# [Exercise data]

++++++

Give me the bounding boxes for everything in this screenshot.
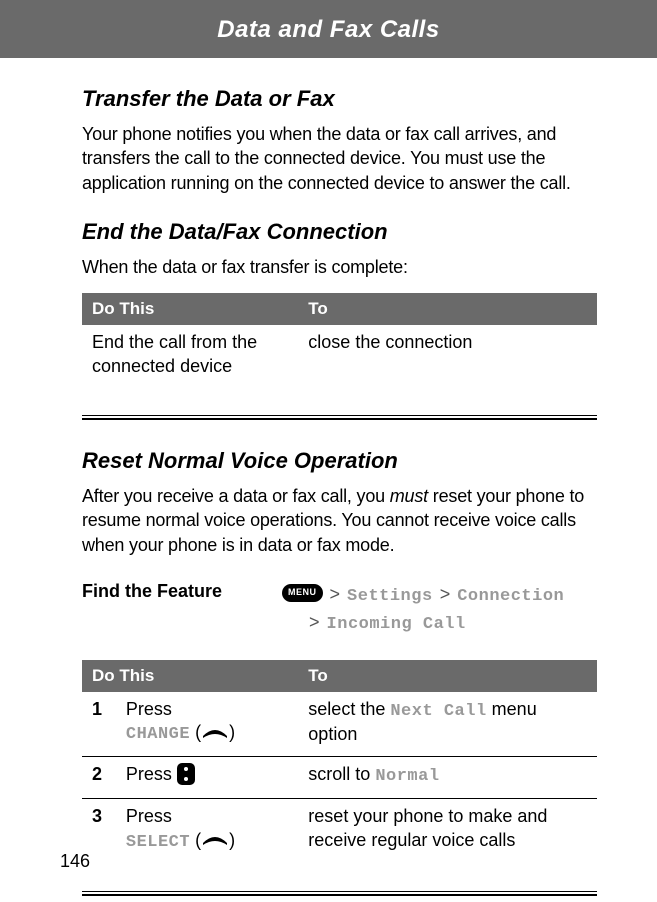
to-text-pre: scroll to bbox=[308, 764, 375, 784]
find-feature-block: Find the Feature MENU > Settings > Conne… bbox=[82, 581, 597, 638]
table-row: 2 Press scroll to Normal bbox=[82, 757, 597, 799]
th-to: To bbox=[298, 293, 597, 325]
table-row: 1 Press CHANGE () select the Next Call m… bbox=[82, 692, 597, 757]
path-connection: Connection bbox=[457, 587, 564, 606]
table-header-row: Do This To bbox=[82, 660, 597, 692]
header-title: Data and Fax Calls bbox=[217, 16, 439, 43]
page-number: 146 bbox=[60, 851, 90, 872]
page-content: Transfer the Data or Fax Your phone noti… bbox=[0, 58, 657, 896]
table-rule-thick bbox=[82, 894, 597, 896]
table-header-row: Do This To bbox=[82, 293, 597, 325]
cell-do: Press bbox=[116, 757, 298, 799]
step-num: 2 bbox=[82, 757, 116, 799]
to-key: Normal bbox=[375, 767, 439, 786]
section3-body: After you receive a data or fax call, yo… bbox=[82, 484, 597, 557]
softkey-icon bbox=[201, 833, 229, 847]
th-do: Do This bbox=[82, 660, 298, 692]
th-do: Do This bbox=[82, 293, 298, 325]
cell-do: Press CHANGE () bbox=[116, 692, 298, 757]
cell-to: close the connection bbox=[298, 325, 597, 386]
cell-do: End the call from the connected device bbox=[82, 325, 298, 386]
section1-body: Your phone notifies you when the data or… bbox=[82, 122, 597, 195]
to-text-pre: select the bbox=[308, 699, 390, 719]
section2-title: End the Data/Fax Connection bbox=[82, 219, 597, 245]
path-separator: > bbox=[328, 584, 343, 604]
section1-title: Transfer the Data or Fax bbox=[82, 86, 597, 112]
do-key-label: CHANGE bbox=[126, 725, 190, 744]
cell-to: scroll to Normal bbox=[298, 757, 597, 799]
cell-to: select the Next Call menu option bbox=[298, 692, 597, 757]
th-to: To bbox=[298, 660, 597, 692]
page-header: Data and Fax Calls bbox=[0, 0, 657, 58]
softkey-icon bbox=[201, 726, 229, 740]
step-num: 1 bbox=[82, 692, 116, 757]
find-feature-label: Find the Feature bbox=[82, 581, 282, 638]
section2-table: Do This To End the call from the connect… bbox=[82, 293, 597, 420]
path-separator: > bbox=[438, 584, 453, 604]
nav-key-icon bbox=[177, 763, 195, 785]
do-text: Press bbox=[126, 806, 172, 826]
table-rule bbox=[82, 415, 597, 416]
body-text-em: must bbox=[390, 486, 428, 506]
do-key-label: SELECT bbox=[126, 833, 190, 852]
body-text-pre: After you receive a data or fax call, yo… bbox=[82, 486, 390, 506]
section3-table: Do This To 1 Press CHANGE () select the … bbox=[82, 660, 597, 896]
do-text: Press bbox=[126, 699, 172, 719]
do-text: Press bbox=[126, 764, 177, 784]
find-feature-path: MENU > Settings > Connection > Incoming … bbox=[282, 581, 564, 638]
table-row: End the call from the connected device c… bbox=[82, 325, 597, 386]
path-incoming: Incoming Call bbox=[327, 615, 466, 634]
to-key: Next Call bbox=[390, 702, 486, 721]
paren-close: ) bbox=[229, 722, 235, 742]
cell-do: Press SELECT () bbox=[116, 799, 298, 862]
section3-title: Reset Normal Voice Operation bbox=[82, 448, 597, 474]
table-row: 3 Press SELECT () reset your phone to ma… bbox=[82, 799, 597, 862]
section2-body: When the data or fax transfer is complet… bbox=[82, 255, 597, 279]
table-rule-thick bbox=[82, 418, 597, 420]
table-rule bbox=[82, 891, 597, 892]
paren-close: ) bbox=[229, 830, 235, 850]
path-separator: > bbox=[307, 612, 322, 632]
menu-key-icon: MENU bbox=[282, 584, 323, 602]
path-settings: Settings bbox=[347, 587, 433, 606]
cell-to: reset your phone to make and receive reg… bbox=[298, 799, 597, 862]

++++++

# [Exercise brief]
Copy the lines of all the records above word for word, without including the pictures.

# [Exercise solution]
Give me the bounding boxes for everything in this screenshot.
to-text-pre: scroll to bbox=[308, 764, 375, 784]
find-feature-block: Find the Feature MENU > Settings > Conne… bbox=[82, 581, 597, 638]
table-row: 2 Press scroll to Normal bbox=[82, 757, 597, 799]
th-to: To bbox=[298, 293, 597, 325]
table-row: 1 Press CHANGE () select the Next Call m… bbox=[82, 692, 597, 757]
path-connection: Connection bbox=[457, 587, 564, 606]
table-header-row: Do This To bbox=[82, 660, 597, 692]
header-title: Data and Fax Calls bbox=[217, 16, 439, 43]
page-number: 146 bbox=[60, 851, 90, 872]
page-content: Transfer the Data or Fax Your phone noti… bbox=[0, 58, 657, 896]
table-rule-thick bbox=[82, 894, 597, 896]
table-header-row: Do This To bbox=[82, 293, 597, 325]
cell-do: Press bbox=[116, 757, 298, 799]
step-num: 2 bbox=[82, 757, 116, 799]
to-key: Normal bbox=[375, 767, 439, 786]
section3-body: After you receive a data or fax call, yo… bbox=[82, 484, 597, 557]
softkey-icon bbox=[201, 833, 229, 847]
th-do: Do This bbox=[82, 660, 298, 692]
th-do: Do This bbox=[82, 293, 298, 325]
cell-do: Press CHANGE () bbox=[116, 692, 298, 757]
cell-to: close the connection bbox=[298, 325, 597, 386]
cell-do: End the call from the connected device bbox=[82, 325, 298, 386]
section1-body: Your phone notifies you when the data or… bbox=[82, 122, 597, 195]
to-text-pre: select the bbox=[308, 699, 390, 719]
section2-title: End the Data/Fax Connection bbox=[82, 219, 597, 245]
path-separator: > bbox=[328, 584, 343, 604]
section1-title: Transfer the Data or Fax bbox=[82, 86, 597, 112]
do-key-label: CHANGE bbox=[126, 725, 190, 744]
cell-to: scroll to Normal bbox=[298, 757, 597, 799]
cell-to: select the Next Call menu option bbox=[298, 692, 597, 757]
th-to: To bbox=[298, 660, 597, 692]
page-header: Data and Fax Calls bbox=[0, 0, 657, 58]
softkey-icon bbox=[201, 726, 229, 740]
step-num: 1 bbox=[82, 692, 116, 757]
find-feature-label: Find the Feature bbox=[82, 581, 282, 638]
section2-table: Do This To End the call from the connect… bbox=[82, 293, 597, 420]
path-separator: > bbox=[438, 584, 453, 604]
nav-key-icon bbox=[177, 763, 195, 785]
do-text: Press bbox=[126, 806, 172, 826]
table-rule bbox=[82, 415, 597, 416]
body-text-em: must bbox=[390, 486, 428, 506]
do-key-label: SELECT bbox=[126, 833, 190, 852]
body-text-pre: After you receive a data or fax call, yo… bbox=[82, 486, 390, 506]
section3-table: Do This To 1 Press CHANGE () select the … bbox=[82, 660, 597, 896]
do-text: Press bbox=[126, 699, 172, 719]
do-text: Press bbox=[126, 764, 177, 784]
find-feature-path: MENU > Settings > Connection > Incoming … bbox=[282, 581, 564, 638]
table-row: End the call from the connected device c… bbox=[82, 325, 597, 386]
path-incoming: Incoming Call bbox=[327, 615, 466, 634]
to-key: Next Call bbox=[390, 702, 486, 721]
paren-close: ) bbox=[229, 722, 235, 742]
cell-do: Press SELECT () bbox=[116, 799, 298, 862]
section3-title: Reset Normal Voice Operation bbox=[82, 448, 597, 474]
table-row: 3 Press SELECT () reset your phone to ma… bbox=[82, 799, 597, 862]
section2-body: When the data or fax transfer is complet… bbox=[82, 255, 597, 279]
table-rule-thick bbox=[82, 418, 597, 420]
table-rule bbox=[82, 891, 597, 892]
paren-close: ) bbox=[229, 830, 235, 850]
path-separator: > bbox=[307, 612, 322, 632]
menu-key-icon: MENU bbox=[282, 584, 323, 602]
path-settings: Settings bbox=[347, 587, 433, 606]
cell-to: reset your phone to make and receive reg… bbox=[298, 799, 597, 862]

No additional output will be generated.